Records about charts and figures
☆ ☆ ☆ ☆

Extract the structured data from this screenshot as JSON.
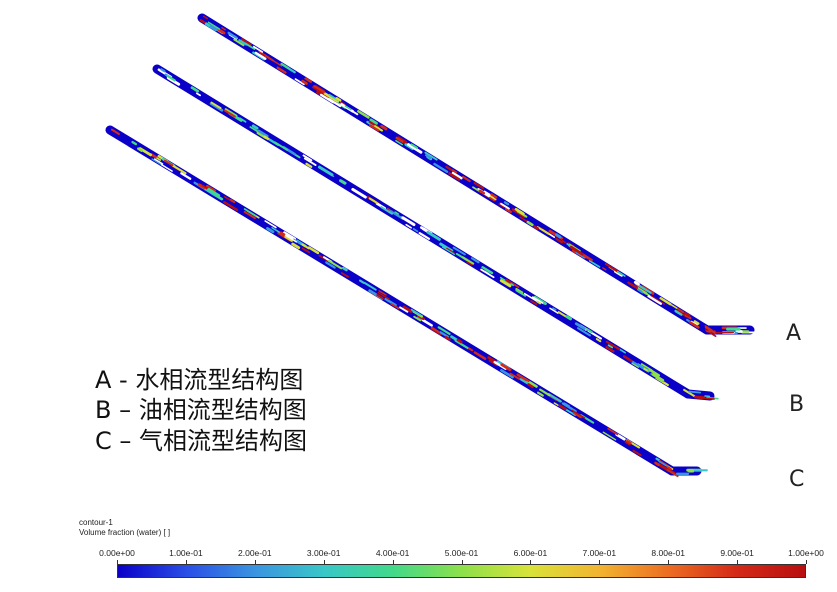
{
  "tube_labels": {
    "a": "A",
    "b": "B",
    "c": "C"
  },
  "legend_text": {
    "line_a": "A - 水相流型结构图",
    "line_b": "B – 油相流型结构图",
    "line_c": "C – 气相流型结构图"
  },
  "colorbar": {
    "title": "contour-1",
    "subtitle": "Volume fraction (water) [ ]",
    "ticks": [
      "0.00e+00",
      "1.00e-01",
      "2.00e-01",
      "3.00e-01",
      "4.00e-01",
      "5.00e-01",
      "6.00e-01",
      "7.00e-01",
      "8.00e-01",
      "9.00e-01",
      "1.00e+00"
    ],
    "colors": [
      "#0b00c8",
      "#2a4fe6",
      "#3a95e0",
      "#39c7c7",
      "#42d98a",
      "#8de04a",
      "#d9e23a",
      "#f2b531",
      "#ec6e22",
      "#d42a18",
      "#b80f10"
    ]
  }
}
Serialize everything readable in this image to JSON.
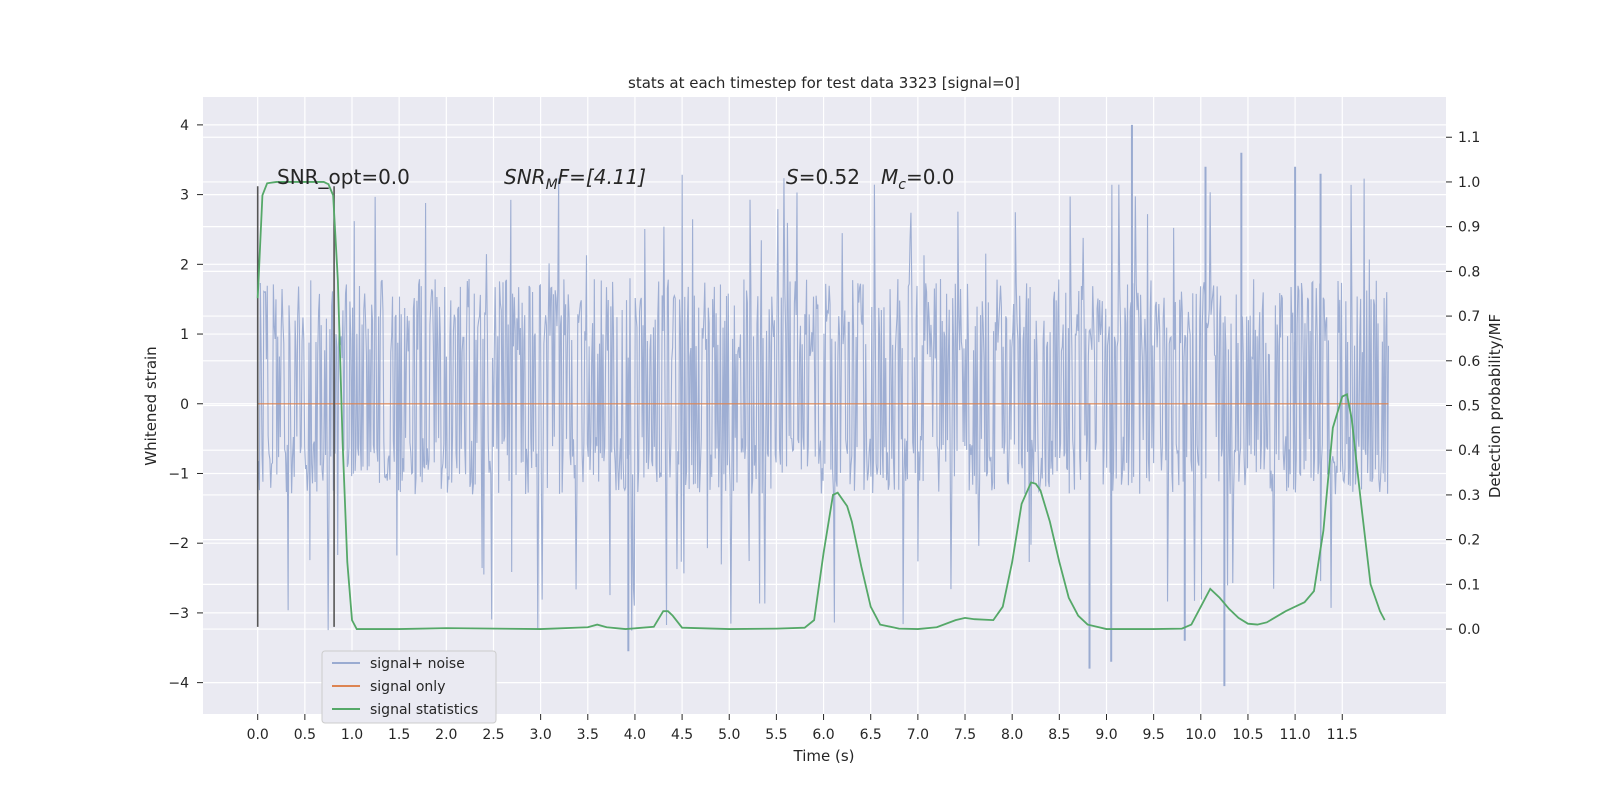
{
  "chart_data": {
    "type": "line",
    "title": "stats at each timestep for test data 3323 [signal=0]",
    "xlabel": "Time (s)",
    "ylabel_left": "Whitened strain",
    "ylabel_right": "Detection probability/MF",
    "xlim": [
      -0.58,
      12.6
    ],
    "ylim_left": [
      -4.45,
      4.4
    ],
    "ylim_right": [
      -0.19,
      1.19
    ],
    "x_ticks": [
      "0.0",
      "0.5",
      "1.0",
      "1.5",
      "2.0",
      "2.5",
      "3.0",
      "3.5",
      "4.0",
      "4.5",
      "5.0",
      "5.5",
      "6.0",
      "6.5",
      "7.0",
      "7.5",
      "8.0",
      "8.5",
      "9.0",
      "9.5",
      "10.0",
      "10.5",
      "11.0",
      "11.5"
    ],
    "y_left_ticks": [
      "4",
      "3",
      "2",
      "1",
      "0",
      "−1",
      "−2",
      "−3",
      "−4"
    ],
    "y_right_ticks": [
      "1.1",
      "1.0",
      "0.9",
      "0.8",
      "0.7",
      "0.6",
      "0.5",
      "0.4",
      "0.3",
      "0.2",
      "0.1",
      "0.0"
    ],
    "grid": true,
    "legend_position": "lower-left",
    "annotations": {
      "snr_opt": "SNR_opt=0.0",
      "snr_mf_main": "SNR",
      "snr_mf_sub": "M",
      "snr_mf_rest": "F=[4.11]",
      "s_main": "S",
      "s_rest": "=0.52",
      "mc_main": "M",
      "mc_sub": "c",
      "mc_rest": "=0.0"
    },
    "vertical_markers_x": [
      0.0,
      0.81
    ],
    "series": [
      {
        "name": "signal+ noise",
        "color": "#9aabd1",
        "description_axis": "left",
        "x_range": [
          0.0,
          11.99
        ],
        "typical_envelope": [
          -1.3,
          1.8
        ],
        "peaks": [
          {
            "x": 9.27,
            "y": 4.0
          },
          {
            "x": 10.25,
            "y": -4.05
          },
          {
            "x": 8.82,
            "y": -3.8
          },
          {
            "x": 9.05,
            "y": -3.7
          },
          {
            "x": 3.93,
            "y": -3.55
          },
          {
            "x": 11.0,
            "y": 3.4
          },
          {
            "x": 10.43,
            "y": 3.6
          },
          {
            "x": 10.05,
            "y": 3.4
          },
          {
            "x": 11.27,
            "y": 3.3
          },
          {
            "x": 9.83,
            "y": -3.4
          }
        ]
      },
      {
        "name": "signal only",
        "color": "#dd8452",
        "description_axis": "left",
        "x": [
          0.0,
          11.99
        ],
        "y": [
          0.0,
          0.0
        ]
      },
      {
        "name": "signal statistics",
        "color": "#55a868",
        "description_axis": "right",
        "x": [
          0.0,
          0.05,
          0.1,
          0.2,
          0.3,
          0.5,
          0.7,
          0.75,
          0.8,
          0.85,
          0.9,
          0.95,
          1.0,
          1.05,
          1.1,
          1.5,
          2.0,
          3.0,
          3.5,
          3.6,
          3.7,
          3.9,
          4.2,
          4.3,
          4.35,
          4.4,
          4.5,
          5.0,
          5.5,
          5.8,
          5.9,
          6.0,
          6.1,
          6.15,
          6.25,
          6.3,
          6.4,
          6.5,
          6.6,
          6.8,
          7.0,
          7.2,
          7.4,
          7.5,
          7.6,
          7.8,
          7.9,
          8.0,
          8.1,
          8.2,
          8.25,
          8.3,
          8.4,
          8.5,
          8.6,
          8.7,
          8.8,
          9.0,
          9.5,
          9.8,
          9.9,
          10.0,
          10.1,
          10.2,
          10.3,
          10.4,
          10.5,
          10.6,
          10.7,
          10.9,
          11.0,
          11.1,
          11.2,
          11.3,
          11.4,
          11.5,
          11.55,
          11.6,
          11.7,
          11.8,
          11.9,
          11.95
        ],
        "y": [
          0.74,
          0.97,
          0.997,
          1.0,
          1.0,
          1.0,
          1.0,
          0.995,
          0.97,
          0.78,
          0.42,
          0.15,
          0.02,
          0.0,
          0.0,
          0.0,
          0.002,
          0.0,
          0.004,
          0.01,
          0.004,
          0.0,
          0.005,
          0.04,
          0.04,
          0.03,
          0.003,
          0.0,
          0.001,
          0.003,
          0.02,
          0.17,
          0.3,
          0.305,
          0.275,
          0.24,
          0.14,
          0.05,
          0.01,
          0.001,
          0.0,
          0.004,
          0.02,
          0.025,
          0.022,
          0.02,
          0.05,
          0.15,
          0.28,
          0.328,
          0.325,
          0.31,
          0.24,
          0.15,
          0.07,
          0.03,
          0.01,
          0.0,
          0.0,
          0.001,
          0.01,
          0.05,
          0.09,
          0.07,
          0.045,
          0.025,
          0.012,
          0.01,
          0.015,
          0.04,
          0.05,
          0.06,
          0.085,
          0.22,
          0.45,
          0.52,
          0.525,
          0.47,
          0.28,
          0.1,
          0.04,
          0.02
        ]
      }
    ]
  }
}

☆ ☆ ☆ ☆

TASK BRIEF: Pictures in the records should not appear in your copy, but everything else must be transcribed exactly.

FULL SOLUTION:
Extract the structured data from this screenshot as JSON.
{
  "tube_labels": {
    "a": "A",
    "b": "B",
    "c": "C"
  },
  "legend_text": {
    "line_a": "A - 水相流型结构图",
    "line_b": "B – 油相流型结构图",
    "line_c": "C – 气相流型结构图"
  },
  "colorbar": {
    "title": "contour-1",
    "subtitle": "Volume fraction (water) [ ]",
    "ticks": [
      "0.00e+00",
      "1.00e-01",
      "2.00e-01",
      "3.00e-01",
      "4.00e-01",
      "5.00e-01",
      "6.00e-01",
      "7.00e-01",
      "8.00e-01",
      "9.00e-01",
      "1.00e+00"
    ],
    "colors": [
      "#0b00c8",
      "#2a4fe6",
      "#3a95e0",
      "#39c7c7",
      "#42d98a",
      "#8de04a",
      "#d9e23a",
      "#f2b531",
      "#ec6e22",
      "#d42a18",
      "#b80f10"
    ]
  }
}
Serialize everything readable in this image to JSON.
{
  "chart_data": {
    "type": "line",
    "title": "stats at each timestep for test data 3323 [signal=0]",
    "xlabel": "Time (s)",
    "ylabel_left": "Whitened strain",
    "ylabel_right": "Detection probability/MF",
    "xlim": [
      -0.58,
      12.6
    ],
    "ylim_left": [
      -4.45,
      4.4
    ],
    "ylim_right": [
      -0.19,
      1.19
    ],
    "x_ticks": [
      "0.0",
      "0.5",
      "1.0",
      "1.5",
      "2.0",
      "2.5",
      "3.0",
      "3.5",
      "4.0",
      "4.5",
      "5.0",
      "5.5",
      "6.0",
      "6.5",
      "7.0",
      "7.5",
      "8.0",
      "8.5",
      "9.0",
      "9.5",
      "10.0",
      "10.5",
      "11.0",
      "11.5"
    ],
    "y_left_ticks": [
      "4",
      "3",
      "2",
      "1",
      "0",
      "−1",
      "−2",
      "−3",
      "−4"
    ],
    "y_right_ticks": [
      "1.1",
      "1.0",
      "0.9",
      "0.8",
      "0.7",
      "0.6",
      "0.5",
      "0.4",
      "0.3",
      "0.2",
      "0.1",
      "0.0"
    ],
    "grid": true,
    "legend_position": "lower-left",
    "annotations": {
      "snr_opt": "SNR_opt=0.0",
      "snr_mf_main": "SNR",
      "snr_mf_sub": "M",
      "snr_mf_rest": "F=[4.11]",
      "s_main": "S",
      "s_rest": "=0.52",
      "mc_main": "M",
      "mc_sub": "c",
      "mc_rest": "=0.0"
    },
    "vertical_markers_x": [
      0.0,
      0.81
    ],
    "series": [
      {
        "name": "signal+ noise",
        "color": "#9aabd1",
        "description_axis": "left",
        "x_range": [
          0.0,
          11.99
        ],
        "typical_envelope": [
          -1.3,
          1.8
        ],
        "peaks": [
          {
            "x": 9.27,
            "y": 4.0
          },
          {
            "x": 10.25,
            "y": -4.05
          },
          {
            "x": 8.82,
            "y": -3.8
          },
          {
            "x": 9.05,
            "y": -3.7
          },
          {
            "x": 3.93,
            "y": -3.55
          },
          {
            "x": 11.0,
            "y": 3.4
          },
          {
            "x": 10.43,
            "y": 3.6
          },
          {
            "x": 10.05,
            "y": 3.4
          },
          {
            "x": 11.27,
            "y": 3.3
          },
          {
            "x": 9.83,
            "y": -3.4
          }
        ]
      },
      {
        "name": "signal only",
        "color": "#dd8452",
        "description_axis": "left",
        "x": [
          0.0,
          11.99
        ],
        "y": [
          0.0,
          0.0
        ]
      },
      {
        "name": "signal statistics",
        "color": "#55a868",
        "description_axis": "right",
        "x": [
          0.0,
          0.05,
          0.1,
          0.2,
          0.3,
          0.5,
          0.7,
          0.75,
          0.8,
          0.85,
          0.9,
          0.95,
          1.0,
          1.05,
          1.1,
          1.5,
          2.0,
          3.0,
          3.5,
          3.6,
          3.7,
          3.9,
          4.2,
          4.3,
          4.35,
          4.4,
          4.5,
          5.0,
          5.5,
          5.8,
          5.9,
          6.0,
          6.1,
          6.15,
          6.25,
          6.3,
          6.4,
          6.5,
          6.6,
          6.8,
          7.0,
          7.2,
          7.4,
          7.5,
          7.6,
          7.8,
          7.9,
          8.0,
          8.1,
          8.2,
          8.25,
          8.3,
          8.4,
          8.5,
          8.6,
          8.7,
          8.8,
          9.0,
          9.5,
          9.8,
          9.9,
          10.0,
          10.1,
          10.2,
          10.3,
          10.4,
          10.5,
          10.6,
          10.7,
          10.9,
          11.0,
          11.1,
          11.2,
          11.3,
          11.4,
          11.5,
          11.55,
          11.6,
          11.7,
          11.8,
          11.9,
          11.95
        ],
        "y": [
          0.74,
          0.97,
          0.997,
          1.0,
          1.0,
          1.0,
          1.0,
          0.995,
          0.97,
          0.78,
          0.42,
          0.15,
          0.02,
          0.0,
          0.0,
          0.0,
          0.002,
          0.0,
          0.004,
          0.01,
          0.004,
          0.0,
          0.005,
          0.04,
          0.04,
          0.03,
          0.003,
          0.0,
          0.001,
          0.003,
          0.02,
          0.17,
          0.3,
          0.305,
          0.275,
          0.24,
          0.14,
          0.05,
          0.01,
          0.001,
          0.0,
          0.004,
          0.02,
          0.025,
          0.022,
          0.02,
          0.05,
          0.15,
          0.28,
          0.328,
          0.325,
          0.31,
          0.24,
          0.15,
          0.07,
          0.03,
          0.01,
          0.0,
          0.0,
          0.001,
          0.01,
          0.05,
          0.09,
          0.07,
          0.045,
          0.025,
          0.012,
          0.01,
          0.015,
          0.04,
          0.05,
          0.06,
          0.085,
          0.22,
          0.45,
          0.52,
          0.525,
          0.47,
          0.28,
          0.1,
          0.04,
          0.02
        ]
      }
    ]
  }
}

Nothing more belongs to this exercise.